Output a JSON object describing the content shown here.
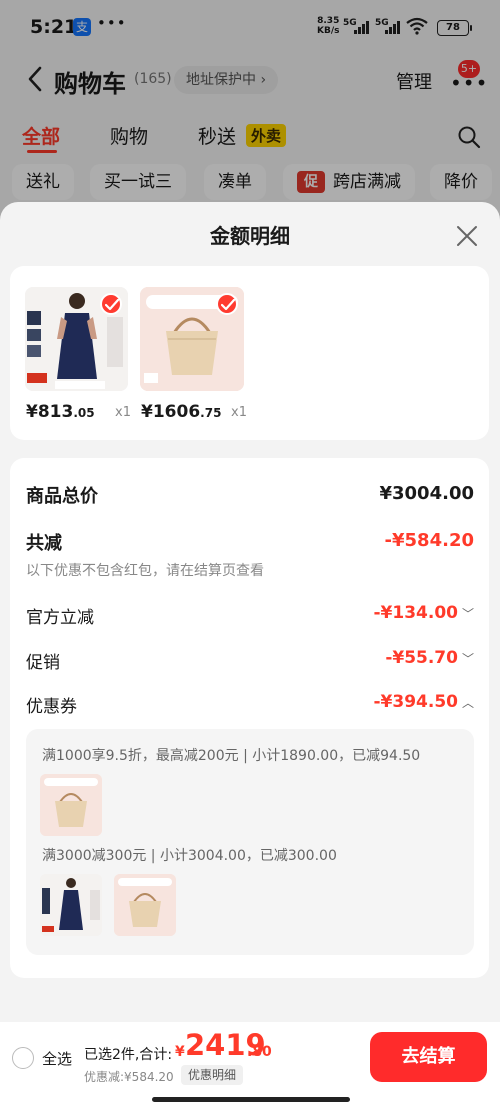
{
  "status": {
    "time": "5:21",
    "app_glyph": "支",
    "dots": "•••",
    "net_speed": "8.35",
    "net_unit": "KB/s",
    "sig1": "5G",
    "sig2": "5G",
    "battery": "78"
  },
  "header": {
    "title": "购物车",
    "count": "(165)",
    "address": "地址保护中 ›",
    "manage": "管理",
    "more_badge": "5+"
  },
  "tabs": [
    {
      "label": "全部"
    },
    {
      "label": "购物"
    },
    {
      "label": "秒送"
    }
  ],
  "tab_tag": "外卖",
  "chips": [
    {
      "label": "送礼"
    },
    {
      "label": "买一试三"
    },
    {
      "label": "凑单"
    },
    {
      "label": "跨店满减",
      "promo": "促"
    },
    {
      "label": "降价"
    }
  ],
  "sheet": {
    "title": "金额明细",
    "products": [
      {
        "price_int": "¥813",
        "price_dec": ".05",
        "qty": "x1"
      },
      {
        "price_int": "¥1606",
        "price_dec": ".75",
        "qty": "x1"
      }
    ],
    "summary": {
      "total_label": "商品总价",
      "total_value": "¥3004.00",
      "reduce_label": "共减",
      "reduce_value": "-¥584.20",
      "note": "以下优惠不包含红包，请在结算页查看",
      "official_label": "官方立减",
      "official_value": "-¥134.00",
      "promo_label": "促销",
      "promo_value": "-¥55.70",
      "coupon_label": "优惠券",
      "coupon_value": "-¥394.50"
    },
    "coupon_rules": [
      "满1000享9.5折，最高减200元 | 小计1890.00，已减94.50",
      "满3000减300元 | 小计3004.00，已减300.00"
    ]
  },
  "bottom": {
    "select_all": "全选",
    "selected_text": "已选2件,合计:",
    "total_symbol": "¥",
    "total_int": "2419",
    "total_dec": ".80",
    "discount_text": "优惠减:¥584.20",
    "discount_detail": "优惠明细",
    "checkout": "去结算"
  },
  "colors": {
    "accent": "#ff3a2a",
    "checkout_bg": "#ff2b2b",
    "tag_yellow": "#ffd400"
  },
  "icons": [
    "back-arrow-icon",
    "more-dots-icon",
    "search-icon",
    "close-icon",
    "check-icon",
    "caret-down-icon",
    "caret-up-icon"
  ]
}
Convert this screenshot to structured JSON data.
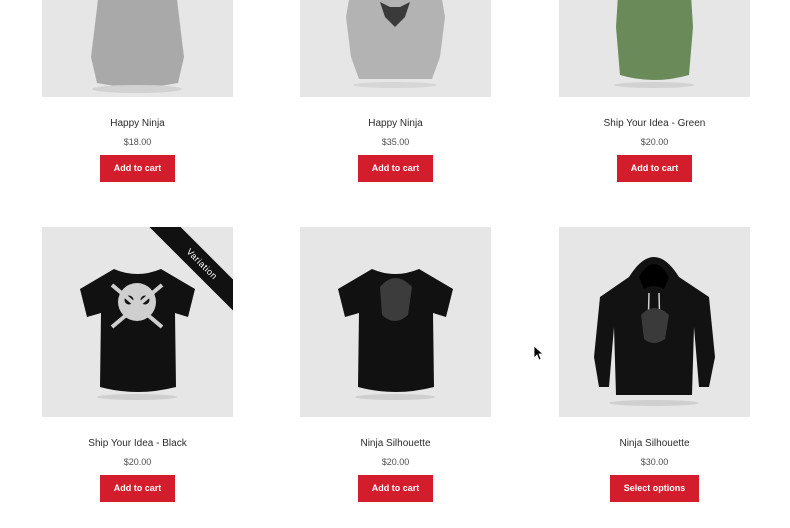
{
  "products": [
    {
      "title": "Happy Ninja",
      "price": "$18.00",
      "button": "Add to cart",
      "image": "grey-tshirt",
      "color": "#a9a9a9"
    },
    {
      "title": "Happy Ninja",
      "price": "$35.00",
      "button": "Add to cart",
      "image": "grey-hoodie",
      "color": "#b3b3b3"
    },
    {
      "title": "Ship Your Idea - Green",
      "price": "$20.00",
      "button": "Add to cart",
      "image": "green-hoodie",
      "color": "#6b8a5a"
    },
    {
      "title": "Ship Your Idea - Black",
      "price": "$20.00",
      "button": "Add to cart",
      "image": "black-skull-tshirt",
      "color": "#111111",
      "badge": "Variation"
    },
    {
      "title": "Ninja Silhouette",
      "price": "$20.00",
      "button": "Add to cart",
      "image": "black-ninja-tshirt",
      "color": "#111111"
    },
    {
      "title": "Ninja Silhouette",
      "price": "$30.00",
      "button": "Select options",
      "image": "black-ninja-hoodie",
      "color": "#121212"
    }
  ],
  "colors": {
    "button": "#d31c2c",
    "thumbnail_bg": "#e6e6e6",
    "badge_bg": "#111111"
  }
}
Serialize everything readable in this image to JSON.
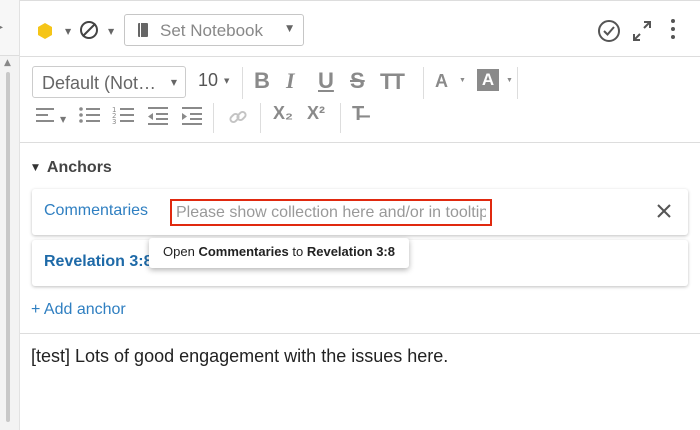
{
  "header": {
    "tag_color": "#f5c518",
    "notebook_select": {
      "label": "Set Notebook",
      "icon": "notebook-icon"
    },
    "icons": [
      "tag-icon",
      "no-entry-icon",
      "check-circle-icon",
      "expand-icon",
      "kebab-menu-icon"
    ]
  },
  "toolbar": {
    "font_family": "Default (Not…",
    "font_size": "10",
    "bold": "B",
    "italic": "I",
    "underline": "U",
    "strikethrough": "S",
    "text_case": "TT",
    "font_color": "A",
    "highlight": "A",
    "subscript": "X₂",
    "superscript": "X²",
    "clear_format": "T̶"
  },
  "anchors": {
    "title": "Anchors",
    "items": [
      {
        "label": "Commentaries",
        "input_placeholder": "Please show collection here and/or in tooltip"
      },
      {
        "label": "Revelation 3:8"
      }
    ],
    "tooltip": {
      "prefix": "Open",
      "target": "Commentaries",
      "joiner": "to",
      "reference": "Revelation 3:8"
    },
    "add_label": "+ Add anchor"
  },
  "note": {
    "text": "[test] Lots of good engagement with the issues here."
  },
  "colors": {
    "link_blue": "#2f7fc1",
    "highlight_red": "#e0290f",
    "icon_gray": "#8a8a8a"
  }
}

> _Task_
Copy all lines from the material that contain "Revelation".

> _Full output_
        "label": "Revelation 3:8"
      "reference": "Revelation 3:8"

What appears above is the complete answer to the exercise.